== Task to carry out ==
Transcribe all the entries word for word, omitting any pictures they contain.

== Extracted data ==
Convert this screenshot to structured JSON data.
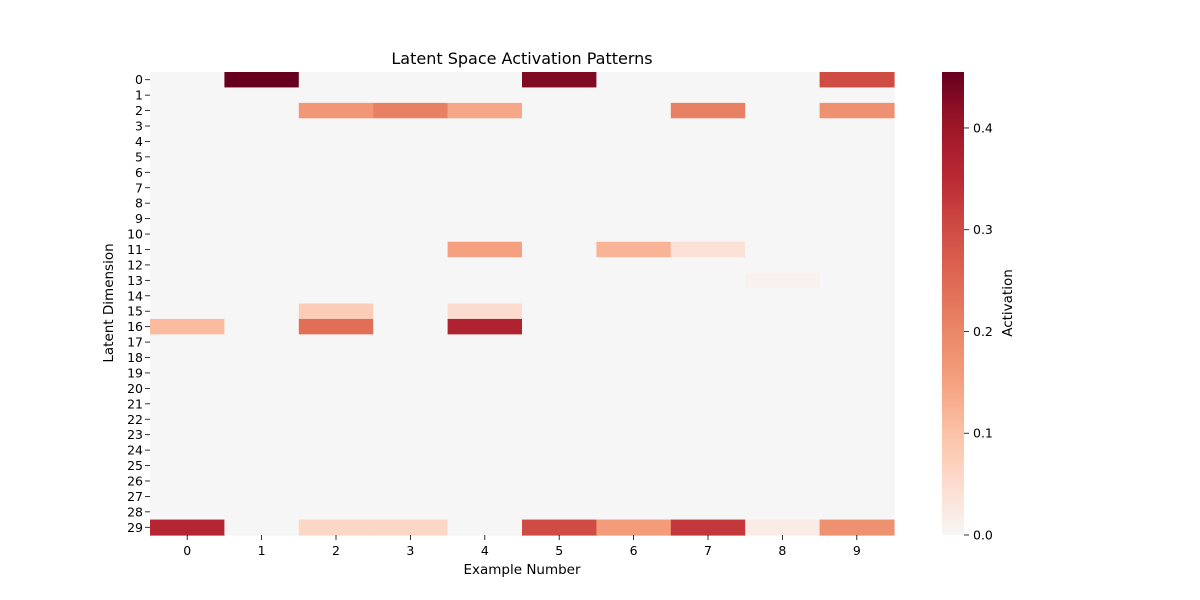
{
  "chart_data": {
    "type": "heatmap",
    "title": "Latent Space Activation Patterns",
    "xlabel": "Example Number",
    "ylabel": "Latent Dimension",
    "x_categories": [
      "0",
      "1",
      "2",
      "3",
      "4",
      "5",
      "6",
      "7",
      "8",
      "9"
    ],
    "y_categories": [
      "0",
      "1",
      "2",
      "3",
      "4",
      "5",
      "6",
      "7",
      "8",
      "9",
      "10",
      "11",
      "12",
      "13",
      "14",
      "15",
      "16",
      "17",
      "18",
      "19",
      "20",
      "21",
      "22",
      "23",
      "24",
      "25",
      "26",
      "27",
      "28",
      "29"
    ],
    "cells": [
      {
        "row": 0,
        "col": 1,
        "value": 0.455
      },
      {
        "row": 0,
        "col": 5,
        "value": 0.43
      },
      {
        "row": 0,
        "col": 9,
        "value": 0.3
      },
      {
        "row": 2,
        "col": 2,
        "value": 0.17
      },
      {
        "row": 2,
        "col": 3,
        "value": 0.21
      },
      {
        "row": 2,
        "col": 4,
        "value": 0.14
      },
      {
        "row": 2,
        "col": 7,
        "value": 0.21
      },
      {
        "row": 2,
        "col": 9,
        "value": 0.18
      },
      {
        "row": 11,
        "col": 4,
        "value": 0.15
      },
      {
        "row": 11,
        "col": 6,
        "value": 0.12
      },
      {
        "row": 11,
        "col": 7,
        "value": 0.04
      },
      {
        "row": 13,
        "col": 8,
        "value": 0.01
      },
      {
        "row": 15,
        "col": 2,
        "value": 0.08
      },
      {
        "row": 15,
        "col": 4,
        "value": 0.05
      },
      {
        "row": 16,
        "col": 0,
        "value": 0.11
      },
      {
        "row": 16,
        "col": 2,
        "value": 0.24
      },
      {
        "row": 16,
        "col": 4,
        "value": 0.37
      },
      {
        "row": 29,
        "col": 0,
        "value": 0.36
      },
      {
        "row": 29,
        "col": 2,
        "value": 0.06
      },
      {
        "row": 29,
        "col": 3,
        "value": 0.06
      },
      {
        "row": 29,
        "col": 5,
        "value": 0.3
      },
      {
        "row": 29,
        "col": 6,
        "value": 0.16
      },
      {
        "row": 29,
        "col": 7,
        "value": 0.33
      },
      {
        "row": 29,
        "col": 8,
        "value": 0.02
      },
      {
        "row": 29,
        "col": 9,
        "value": 0.18
      }
    ],
    "default_value": 0.0,
    "colorbar": {
      "label": "Activation",
      "min": 0.0,
      "max": 0.455,
      "ticks": [
        "0.0",
        "0.1",
        "0.2",
        "0.3",
        "0.4"
      ],
      "colormap": "RdBu_r (white to dark red)"
    },
    "grid": false
  }
}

== Output of the task ==
Convert this screenshot to structured JSON data.
{
  "chart_data": {
    "type": "heatmap",
    "title": "Latent Space Activation Patterns",
    "xlabel": "Example Number",
    "ylabel": "Latent Dimension",
    "x_categories": [
      "0",
      "1",
      "2",
      "3",
      "4",
      "5",
      "6",
      "7",
      "8",
      "9"
    ],
    "y_categories": [
      "0",
      "1",
      "2",
      "3",
      "4",
      "5",
      "6",
      "7",
      "8",
      "9",
      "10",
      "11",
      "12",
      "13",
      "14",
      "15",
      "16",
      "17",
      "18",
      "19",
      "20",
      "21",
      "22",
      "23",
      "24",
      "25",
      "26",
      "27",
      "28",
      "29"
    ],
    "cells": [
      {
        "row": 0,
        "col": 1,
        "value": 0.455
      },
      {
        "row": 0,
        "col": 5,
        "value": 0.43
      },
      {
        "row": 0,
        "col": 9,
        "value": 0.3
      },
      {
        "row": 2,
        "col": 2,
        "value": 0.17
      },
      {
        "row": 2,
        "col": 3,
        "value": 0.21
      },
      {
        "row": 2,
        "col": 4,
        "value": 0.14
      },
      {
        "row": 2,
        "col": 7,
        "value": 0.21
      },
      {
        "row": 2,
        "col": 9,
        "value": 0.18
      },
      {
        "row": 11,
        "col": 4,
        "value": 0.15
      },
      {
        "row": 11,
        "col": 6,
        "value": 0.12
      },
      {
        "row": 11,
        "col": 7,
        "value": 0.04
      },
      {
        "row": 13,
        "col": 8,
        "value": 0.01
      },
      {
        "row": 15,
        "col": 2,
        "value": 0.08
      },
      {
        "row": 15,
        "col": 4,
        "value": 0.05
      },
      {
        "row": 16,
        "col": 0,
        "value": 0.11
      },
      {
        "row": 16,
        "col": 2,
        "value": 0.24
      },
      {
        "row": 16,
        "col": 4,
        "value": 0.37
      },
      {
        "row": 29,
        "col": 0,
        "value": 0.36
      },
      {
        "row": 29,
        "col": 2,
        "value": 0.06
      },
      {
        "row": 29,
        "col": 3,
        "value": 0.06
      },
      {
        "row": 29,
        "col": 5,
        "value": 0.3
      },
      {
        "row": 29,
        "col": 6,
        "value": 0.16
      },
      {
        "row": 29,
        "col": 7,
        "value": 0.33
      },
      {
        "row": 29,
        "col": 8,
        "value": 0.02
      },
      {
        "row": 29,
        "col": 9,
        "value": 0.18
      }
    ],
    "default_value": 0.0,
    "colorbar": {
      "label": "Activation",
      "min": 0.0,
      "max": 0.455,
      "ticks": [
        "0.0",
        "0.1",
        "0.2",
        "0.3",
        "0.4"
      ],
      "colormap": "RdBu_r (white to dark red)"
    },
    "grid": false
  }
}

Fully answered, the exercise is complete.